>> Start DATA TO USE

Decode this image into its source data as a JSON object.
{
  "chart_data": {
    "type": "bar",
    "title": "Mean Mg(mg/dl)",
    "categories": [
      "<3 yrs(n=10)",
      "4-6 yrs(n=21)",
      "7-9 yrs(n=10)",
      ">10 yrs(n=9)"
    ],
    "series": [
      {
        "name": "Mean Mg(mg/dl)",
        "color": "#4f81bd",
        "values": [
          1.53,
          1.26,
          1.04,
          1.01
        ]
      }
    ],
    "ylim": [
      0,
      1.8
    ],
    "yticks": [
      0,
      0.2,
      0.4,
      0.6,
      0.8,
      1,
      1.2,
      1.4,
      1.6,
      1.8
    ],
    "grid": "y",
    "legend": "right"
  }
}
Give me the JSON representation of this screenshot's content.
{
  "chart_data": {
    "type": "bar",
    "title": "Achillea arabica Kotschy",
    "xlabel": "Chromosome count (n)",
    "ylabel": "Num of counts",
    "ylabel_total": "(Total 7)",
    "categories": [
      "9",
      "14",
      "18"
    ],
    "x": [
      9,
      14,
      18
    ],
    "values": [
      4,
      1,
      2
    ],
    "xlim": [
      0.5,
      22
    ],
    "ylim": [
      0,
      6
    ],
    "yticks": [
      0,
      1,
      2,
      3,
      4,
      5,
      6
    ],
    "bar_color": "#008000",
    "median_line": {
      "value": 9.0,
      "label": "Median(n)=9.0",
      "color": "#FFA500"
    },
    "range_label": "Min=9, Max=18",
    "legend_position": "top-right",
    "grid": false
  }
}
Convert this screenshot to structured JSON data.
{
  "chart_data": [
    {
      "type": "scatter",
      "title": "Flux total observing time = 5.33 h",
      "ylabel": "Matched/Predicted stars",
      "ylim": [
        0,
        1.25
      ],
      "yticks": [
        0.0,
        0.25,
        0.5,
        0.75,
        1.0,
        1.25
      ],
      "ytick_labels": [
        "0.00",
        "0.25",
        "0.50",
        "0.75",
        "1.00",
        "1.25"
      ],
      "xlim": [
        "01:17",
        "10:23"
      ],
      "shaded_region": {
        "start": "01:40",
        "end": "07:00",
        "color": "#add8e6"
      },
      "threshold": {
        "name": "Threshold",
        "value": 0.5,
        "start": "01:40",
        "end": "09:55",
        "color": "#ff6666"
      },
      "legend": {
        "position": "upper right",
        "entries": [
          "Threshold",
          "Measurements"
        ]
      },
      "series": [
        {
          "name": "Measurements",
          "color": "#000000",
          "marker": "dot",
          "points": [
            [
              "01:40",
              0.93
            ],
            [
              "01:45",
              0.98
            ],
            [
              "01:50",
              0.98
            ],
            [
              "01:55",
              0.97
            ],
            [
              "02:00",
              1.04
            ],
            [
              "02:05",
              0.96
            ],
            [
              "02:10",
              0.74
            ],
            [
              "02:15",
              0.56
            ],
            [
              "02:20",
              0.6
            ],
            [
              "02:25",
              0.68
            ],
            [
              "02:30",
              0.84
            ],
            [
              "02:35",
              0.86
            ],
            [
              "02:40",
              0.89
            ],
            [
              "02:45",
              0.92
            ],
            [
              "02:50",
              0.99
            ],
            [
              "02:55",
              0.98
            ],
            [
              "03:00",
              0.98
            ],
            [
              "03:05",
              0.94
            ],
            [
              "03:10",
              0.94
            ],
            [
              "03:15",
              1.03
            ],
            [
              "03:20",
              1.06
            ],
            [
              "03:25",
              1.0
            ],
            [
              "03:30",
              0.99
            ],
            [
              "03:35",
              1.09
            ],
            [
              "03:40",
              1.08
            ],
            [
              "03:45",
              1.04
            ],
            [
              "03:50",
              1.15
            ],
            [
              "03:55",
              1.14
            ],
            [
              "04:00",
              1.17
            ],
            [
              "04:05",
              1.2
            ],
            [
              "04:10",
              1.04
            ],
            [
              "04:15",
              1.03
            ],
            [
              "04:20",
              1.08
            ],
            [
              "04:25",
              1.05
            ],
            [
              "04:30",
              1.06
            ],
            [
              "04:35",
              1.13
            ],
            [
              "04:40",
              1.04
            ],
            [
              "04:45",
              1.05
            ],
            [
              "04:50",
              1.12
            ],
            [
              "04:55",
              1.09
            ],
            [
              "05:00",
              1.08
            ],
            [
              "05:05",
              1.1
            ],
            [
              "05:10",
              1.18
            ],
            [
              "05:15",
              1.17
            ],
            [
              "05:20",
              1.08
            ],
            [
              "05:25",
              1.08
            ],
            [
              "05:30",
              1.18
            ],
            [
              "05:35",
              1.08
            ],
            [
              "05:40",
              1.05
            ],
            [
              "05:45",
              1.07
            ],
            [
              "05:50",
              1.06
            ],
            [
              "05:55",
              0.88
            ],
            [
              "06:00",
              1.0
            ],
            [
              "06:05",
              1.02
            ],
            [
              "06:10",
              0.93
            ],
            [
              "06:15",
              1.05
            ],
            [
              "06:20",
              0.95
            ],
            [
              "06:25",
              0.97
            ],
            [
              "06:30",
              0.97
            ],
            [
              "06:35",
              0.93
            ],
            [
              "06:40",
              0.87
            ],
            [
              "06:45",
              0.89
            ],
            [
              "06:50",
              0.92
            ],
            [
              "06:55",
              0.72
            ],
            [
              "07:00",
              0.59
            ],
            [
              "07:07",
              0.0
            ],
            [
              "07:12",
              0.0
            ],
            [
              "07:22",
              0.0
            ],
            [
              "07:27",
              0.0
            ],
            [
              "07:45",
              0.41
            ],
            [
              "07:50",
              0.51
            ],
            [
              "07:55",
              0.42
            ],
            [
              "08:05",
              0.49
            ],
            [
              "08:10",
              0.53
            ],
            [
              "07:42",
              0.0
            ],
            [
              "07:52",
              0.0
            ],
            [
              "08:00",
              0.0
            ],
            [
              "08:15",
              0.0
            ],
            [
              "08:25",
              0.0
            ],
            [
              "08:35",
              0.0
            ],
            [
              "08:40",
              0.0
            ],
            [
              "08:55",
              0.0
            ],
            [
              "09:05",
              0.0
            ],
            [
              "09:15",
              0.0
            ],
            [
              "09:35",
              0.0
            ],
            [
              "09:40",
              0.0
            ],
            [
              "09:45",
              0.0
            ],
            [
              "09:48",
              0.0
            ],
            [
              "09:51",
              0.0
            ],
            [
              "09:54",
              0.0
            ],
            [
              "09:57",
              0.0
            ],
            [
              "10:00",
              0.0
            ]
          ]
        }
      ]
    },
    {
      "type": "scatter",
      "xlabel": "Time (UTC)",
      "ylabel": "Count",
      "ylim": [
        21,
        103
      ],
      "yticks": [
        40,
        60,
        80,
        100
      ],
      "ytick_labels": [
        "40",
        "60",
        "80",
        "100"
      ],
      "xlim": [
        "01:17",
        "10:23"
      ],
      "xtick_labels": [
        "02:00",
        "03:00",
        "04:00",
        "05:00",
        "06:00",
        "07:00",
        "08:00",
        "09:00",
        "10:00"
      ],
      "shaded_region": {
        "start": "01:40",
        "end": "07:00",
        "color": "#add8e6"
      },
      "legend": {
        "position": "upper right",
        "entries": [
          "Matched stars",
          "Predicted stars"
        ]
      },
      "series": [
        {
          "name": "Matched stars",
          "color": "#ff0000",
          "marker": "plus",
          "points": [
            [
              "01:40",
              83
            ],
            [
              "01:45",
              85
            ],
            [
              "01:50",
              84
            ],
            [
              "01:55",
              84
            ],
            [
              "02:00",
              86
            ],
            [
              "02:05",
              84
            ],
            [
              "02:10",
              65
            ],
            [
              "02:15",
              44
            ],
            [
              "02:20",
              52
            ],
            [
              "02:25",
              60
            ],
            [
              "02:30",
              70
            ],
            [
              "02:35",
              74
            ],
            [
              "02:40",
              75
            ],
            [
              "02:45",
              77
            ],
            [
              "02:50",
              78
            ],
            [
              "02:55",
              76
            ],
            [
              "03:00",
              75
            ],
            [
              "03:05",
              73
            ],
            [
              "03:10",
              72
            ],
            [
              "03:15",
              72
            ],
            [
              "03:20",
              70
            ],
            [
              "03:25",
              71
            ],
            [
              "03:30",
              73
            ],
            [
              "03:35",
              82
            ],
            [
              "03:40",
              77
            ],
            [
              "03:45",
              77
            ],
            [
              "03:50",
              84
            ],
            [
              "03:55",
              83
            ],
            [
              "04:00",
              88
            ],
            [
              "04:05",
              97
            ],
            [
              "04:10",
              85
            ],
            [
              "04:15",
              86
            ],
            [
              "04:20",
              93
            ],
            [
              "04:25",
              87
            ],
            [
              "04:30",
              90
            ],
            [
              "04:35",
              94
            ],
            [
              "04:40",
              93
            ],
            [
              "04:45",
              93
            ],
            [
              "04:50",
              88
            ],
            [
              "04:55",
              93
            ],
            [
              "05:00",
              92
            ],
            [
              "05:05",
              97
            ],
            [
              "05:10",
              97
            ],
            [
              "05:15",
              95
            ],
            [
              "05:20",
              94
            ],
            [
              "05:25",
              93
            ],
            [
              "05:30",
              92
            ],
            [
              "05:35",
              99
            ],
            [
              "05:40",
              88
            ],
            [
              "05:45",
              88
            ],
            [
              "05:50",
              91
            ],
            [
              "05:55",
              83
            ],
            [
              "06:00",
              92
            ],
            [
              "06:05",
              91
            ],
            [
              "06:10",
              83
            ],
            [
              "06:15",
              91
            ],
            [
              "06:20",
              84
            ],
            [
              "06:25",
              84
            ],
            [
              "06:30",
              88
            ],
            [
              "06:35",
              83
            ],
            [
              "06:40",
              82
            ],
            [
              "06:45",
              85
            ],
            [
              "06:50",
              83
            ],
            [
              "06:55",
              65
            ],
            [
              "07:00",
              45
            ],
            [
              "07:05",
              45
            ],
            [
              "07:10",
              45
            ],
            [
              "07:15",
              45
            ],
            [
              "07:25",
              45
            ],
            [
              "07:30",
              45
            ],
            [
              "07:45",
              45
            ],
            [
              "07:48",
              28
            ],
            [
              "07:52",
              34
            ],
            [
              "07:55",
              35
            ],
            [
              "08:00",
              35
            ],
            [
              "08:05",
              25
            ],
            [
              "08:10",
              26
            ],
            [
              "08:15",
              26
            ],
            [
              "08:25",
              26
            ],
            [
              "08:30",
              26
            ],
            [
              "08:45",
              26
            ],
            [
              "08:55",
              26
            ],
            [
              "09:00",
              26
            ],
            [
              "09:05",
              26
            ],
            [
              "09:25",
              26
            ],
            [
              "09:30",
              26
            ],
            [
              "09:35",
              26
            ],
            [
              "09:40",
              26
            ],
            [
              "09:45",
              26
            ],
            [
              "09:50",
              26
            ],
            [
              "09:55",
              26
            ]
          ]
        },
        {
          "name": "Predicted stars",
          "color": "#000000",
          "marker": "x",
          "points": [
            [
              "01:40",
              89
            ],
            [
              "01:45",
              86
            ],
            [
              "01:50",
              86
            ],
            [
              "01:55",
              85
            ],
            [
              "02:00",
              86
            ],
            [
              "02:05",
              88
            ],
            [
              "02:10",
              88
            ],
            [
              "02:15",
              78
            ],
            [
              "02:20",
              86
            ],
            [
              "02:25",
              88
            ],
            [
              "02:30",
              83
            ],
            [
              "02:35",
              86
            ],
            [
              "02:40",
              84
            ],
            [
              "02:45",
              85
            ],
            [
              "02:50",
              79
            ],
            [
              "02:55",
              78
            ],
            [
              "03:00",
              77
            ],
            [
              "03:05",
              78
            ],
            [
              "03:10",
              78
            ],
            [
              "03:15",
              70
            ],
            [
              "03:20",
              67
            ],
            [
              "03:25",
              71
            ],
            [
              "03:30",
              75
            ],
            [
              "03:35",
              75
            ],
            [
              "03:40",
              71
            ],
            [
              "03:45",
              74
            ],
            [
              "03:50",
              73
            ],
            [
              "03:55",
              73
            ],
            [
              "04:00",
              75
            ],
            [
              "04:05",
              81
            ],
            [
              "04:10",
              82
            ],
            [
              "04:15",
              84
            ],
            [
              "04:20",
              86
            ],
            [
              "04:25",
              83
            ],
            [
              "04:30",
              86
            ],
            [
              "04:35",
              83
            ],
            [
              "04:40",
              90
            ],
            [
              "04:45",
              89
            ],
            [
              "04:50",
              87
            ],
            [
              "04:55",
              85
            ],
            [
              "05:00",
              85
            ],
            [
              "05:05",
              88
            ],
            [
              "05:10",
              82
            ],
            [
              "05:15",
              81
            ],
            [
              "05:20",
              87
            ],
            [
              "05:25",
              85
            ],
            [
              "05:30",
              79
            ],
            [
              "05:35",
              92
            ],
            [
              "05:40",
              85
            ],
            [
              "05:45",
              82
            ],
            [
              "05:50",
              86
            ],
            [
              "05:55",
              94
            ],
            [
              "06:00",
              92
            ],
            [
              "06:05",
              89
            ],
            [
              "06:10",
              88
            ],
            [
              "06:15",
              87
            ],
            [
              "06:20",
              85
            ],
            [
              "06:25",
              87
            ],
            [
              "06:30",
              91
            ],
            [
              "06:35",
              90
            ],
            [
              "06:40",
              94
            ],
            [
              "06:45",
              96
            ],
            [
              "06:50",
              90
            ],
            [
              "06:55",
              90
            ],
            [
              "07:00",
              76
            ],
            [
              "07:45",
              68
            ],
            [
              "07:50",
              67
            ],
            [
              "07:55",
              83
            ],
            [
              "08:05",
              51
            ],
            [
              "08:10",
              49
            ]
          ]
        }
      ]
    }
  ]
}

>> End DATA TO USE

> WHAT YOU NEED TO DO
Copy and report every line where the word "xlabel" is present.

> THE ANSWER
    "xlabel": "Chromosome count (n)",
      "xlabel": "Time (UTC)",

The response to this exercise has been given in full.